====== RECORDS SUPPLIED ======

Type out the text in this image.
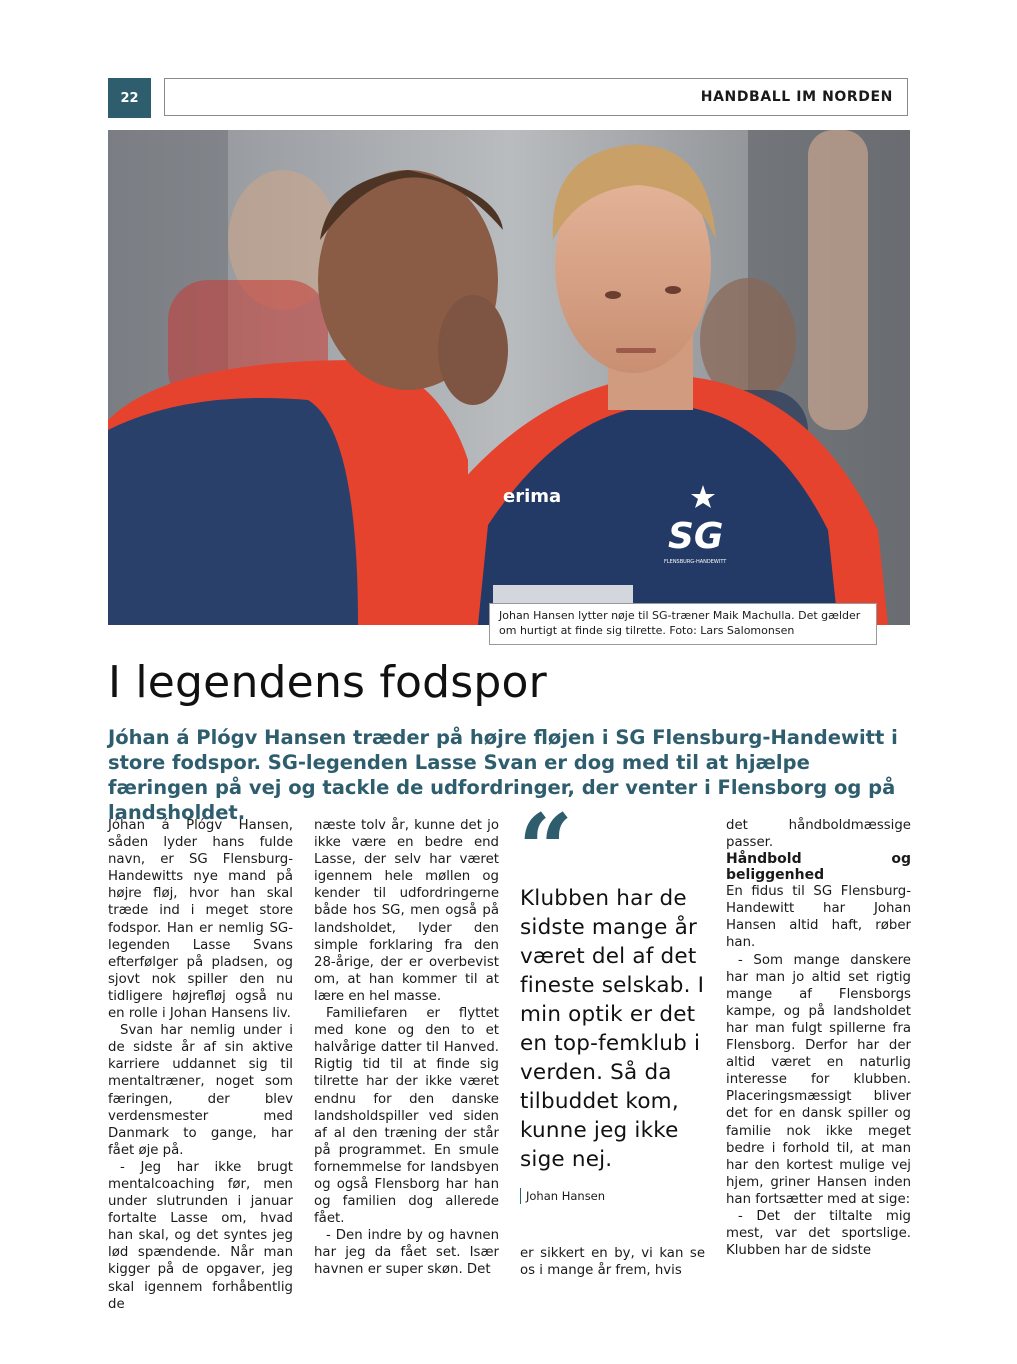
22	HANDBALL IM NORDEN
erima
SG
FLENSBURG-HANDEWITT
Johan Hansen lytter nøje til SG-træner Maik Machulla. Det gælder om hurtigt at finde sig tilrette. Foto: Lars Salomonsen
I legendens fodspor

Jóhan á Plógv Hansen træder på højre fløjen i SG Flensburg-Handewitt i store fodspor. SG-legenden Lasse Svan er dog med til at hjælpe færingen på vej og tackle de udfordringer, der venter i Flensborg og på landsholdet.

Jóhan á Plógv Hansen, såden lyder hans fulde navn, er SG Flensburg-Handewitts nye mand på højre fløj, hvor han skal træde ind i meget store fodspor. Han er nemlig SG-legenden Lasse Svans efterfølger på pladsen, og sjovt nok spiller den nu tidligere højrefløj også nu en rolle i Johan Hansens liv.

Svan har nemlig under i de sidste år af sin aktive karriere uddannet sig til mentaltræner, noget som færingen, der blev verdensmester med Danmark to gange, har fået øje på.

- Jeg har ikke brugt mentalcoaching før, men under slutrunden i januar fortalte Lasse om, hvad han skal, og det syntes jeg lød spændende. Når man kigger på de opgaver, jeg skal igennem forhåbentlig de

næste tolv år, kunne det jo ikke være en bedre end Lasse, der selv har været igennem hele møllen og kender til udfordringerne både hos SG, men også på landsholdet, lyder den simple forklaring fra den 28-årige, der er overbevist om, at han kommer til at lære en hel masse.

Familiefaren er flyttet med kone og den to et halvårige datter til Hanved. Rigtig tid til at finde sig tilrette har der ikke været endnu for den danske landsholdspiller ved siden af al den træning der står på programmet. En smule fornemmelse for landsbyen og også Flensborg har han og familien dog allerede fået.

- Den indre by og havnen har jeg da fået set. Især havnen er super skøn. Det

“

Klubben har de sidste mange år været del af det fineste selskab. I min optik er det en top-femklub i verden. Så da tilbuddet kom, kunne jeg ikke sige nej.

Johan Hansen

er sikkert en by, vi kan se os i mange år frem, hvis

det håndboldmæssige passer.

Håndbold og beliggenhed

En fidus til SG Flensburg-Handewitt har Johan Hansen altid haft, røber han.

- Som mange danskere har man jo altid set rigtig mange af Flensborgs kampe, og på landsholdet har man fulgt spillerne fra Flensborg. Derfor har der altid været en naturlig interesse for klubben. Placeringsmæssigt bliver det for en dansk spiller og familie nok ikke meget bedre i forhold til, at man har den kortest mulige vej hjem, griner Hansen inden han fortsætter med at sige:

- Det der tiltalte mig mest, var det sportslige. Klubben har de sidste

======

• WHAT THE TASK REQUIRES
Within the listing above, find every line containing the string "fået" and return it.

• WRITTEN ANSWER
Svan har nemlig under i de sidste år af sin aktive karriere uddannet sig til mentaltræner, noget som færingen, der blev verdensmester med Danmark to gange, har fået øje på.
Familiefaren er flyttet med kone og den to et halvårige datter til Hanved. Rigtig tid til at finde sig tilrette har der ikke været endnu for den danske landsholdspiller ved siden af al den træning der står på programmet. En smule fornemmelse for landsbyen og også Flensborg har han og familien dog allerede fået.
- Den indre by og havnen har jeg da fået set. Især havnen er super skøn. Det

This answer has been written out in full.